**RECORD EXCERPTS**
------
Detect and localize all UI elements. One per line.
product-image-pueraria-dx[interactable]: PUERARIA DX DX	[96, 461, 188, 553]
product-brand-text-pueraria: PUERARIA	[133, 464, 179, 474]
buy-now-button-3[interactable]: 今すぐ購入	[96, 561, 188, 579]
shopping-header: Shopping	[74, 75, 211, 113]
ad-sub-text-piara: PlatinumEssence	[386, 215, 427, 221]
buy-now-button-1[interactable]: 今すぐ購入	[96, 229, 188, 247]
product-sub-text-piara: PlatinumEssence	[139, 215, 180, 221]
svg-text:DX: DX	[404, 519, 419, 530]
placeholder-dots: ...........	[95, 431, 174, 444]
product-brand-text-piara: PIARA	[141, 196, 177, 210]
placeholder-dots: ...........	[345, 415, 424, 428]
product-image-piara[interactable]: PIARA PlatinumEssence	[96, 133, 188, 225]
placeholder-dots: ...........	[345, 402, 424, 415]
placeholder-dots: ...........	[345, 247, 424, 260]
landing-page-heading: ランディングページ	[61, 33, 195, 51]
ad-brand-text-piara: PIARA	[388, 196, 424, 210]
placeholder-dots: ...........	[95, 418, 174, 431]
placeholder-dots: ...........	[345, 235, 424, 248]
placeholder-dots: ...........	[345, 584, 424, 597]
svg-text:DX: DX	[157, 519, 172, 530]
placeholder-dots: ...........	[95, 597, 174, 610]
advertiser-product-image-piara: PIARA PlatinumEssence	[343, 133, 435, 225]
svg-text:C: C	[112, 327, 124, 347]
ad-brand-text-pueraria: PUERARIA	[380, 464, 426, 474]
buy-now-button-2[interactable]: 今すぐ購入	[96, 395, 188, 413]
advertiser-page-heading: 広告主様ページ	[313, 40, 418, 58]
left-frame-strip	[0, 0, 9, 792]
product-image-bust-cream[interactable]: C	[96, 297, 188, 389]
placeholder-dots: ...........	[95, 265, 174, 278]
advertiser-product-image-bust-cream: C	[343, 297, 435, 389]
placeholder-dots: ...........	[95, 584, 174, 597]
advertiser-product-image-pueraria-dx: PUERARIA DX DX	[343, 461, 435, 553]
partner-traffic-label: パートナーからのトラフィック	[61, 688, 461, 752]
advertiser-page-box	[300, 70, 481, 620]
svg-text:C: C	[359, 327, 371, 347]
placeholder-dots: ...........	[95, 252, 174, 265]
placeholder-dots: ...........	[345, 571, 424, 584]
------
**WHAT IS BEING ASKED**
Put every line of the records into a JSON list of strings, one string per line, leaving out any blank lines.

**FULL RESPONSE**
[
  "Detect and localize all UI elements. One per line.",
  "product-image-pueraria-dx[interactable]: PUERARIA DX DX\t[96, 461, 188, 553]",
  "product-brand-text-pueraria: PUERARIA\t[133, 464, 179, 474]",
  "buy-now-button-3[interactable]: 今すぐ購入\t[96, 561, 188, 579]",
  "shopping-header: Shopping\t[74, 75, 211, 113]",
  "ad-sub-text-piara: PlatinumEssence\t[386, 215, 427, 221]",
  "buy-now-button-1[interactable]: 今すぐ購入\t[96, 229, 188, 247]",
  "product-sub-text-piara: PlatinumEssence\t[139, 215, 180, 221]",
  "svg-text:DX: DX\t[404, 519, 419, 530]",
  "placeholder-dots: ...........\t[95, 431, 174, 444]",
  "product-brand-text-piara: PIARA\t[141, 196, 177, 210]",
  "placeholder-dots: ...........\t[345, 415, 424, 428]",
  "product-image-piara[interactable]: PIARA PlatinumEssence\t[96, 133, 188, 225]",
  "placeholder-dots: ...........\t[345, 402, 424, 415]",
  "placeholder-dots: ...........\t[345, 247, 424, 260]",
  "landing-page-heading: ランディングページ\t[61, 33, 195, 51]",
  "ad-brand-text-piara: PIARA\t[388, 196, 424, 210]",
  "placeholder-dots: ...........\t[95, 418, 174, 431]",
  "placeholder-dots: ...........\t[345, 235, 424, 248]",
  "placeholder-dots: ...........\t[345, 584, 424, 597]",
  "svg-text:DX: DX\t[157, 519, 172, 530]",
  "placeholder-dots: ...........\t[95, 597, 174, 610]",
  "advertiser-product-image-piara: PIARA PlatinumEssence\t[343, 133, 435, 225]",
  "svg-text:C: C\t[112, 327, 124, 347]",
  "ad-brand-text-pueraria: PUERARIA\t[380, 464, 426, 474]",
  "buy-now-button-2[interactable]: 今すぐ購入\t[96, 395, 188, 413]",
  "advertiser-page-heading: 広告主様ページ\t[313, 40, 418, 58]",
  "left-frame-strip\t[0, 0, 9, 792]",
  "product-image-bust-cream[interactable]: C\t[96, 297, 188, 389]",
  "placeholder-dots: ...........\t[95, 265, 174, 278]",
  "advertiser-product-image-bust-cream: C\t[343, 297, 435, 389]",
  "placeholder-dots: ...........\t[95, 584, 174, 597]",
  "advertiser-product-image-pueraria-dx: PUERARIA DX DX\t[343, 461, 435, 553]",
  "partner-traffic-label: パートナーからのトラフィック\t[61, 688, 461, 752]",
  "advertiser-page-box\t[300, 70, 481, 620]",
  "svg-text:C: C\t[359, 327, 371, 347]",
  "placeholder-dots: ...........\t[95, 252, 174, 265]",
  "placeholder-dots: ...........\t[345, 571, 424, 584]"
]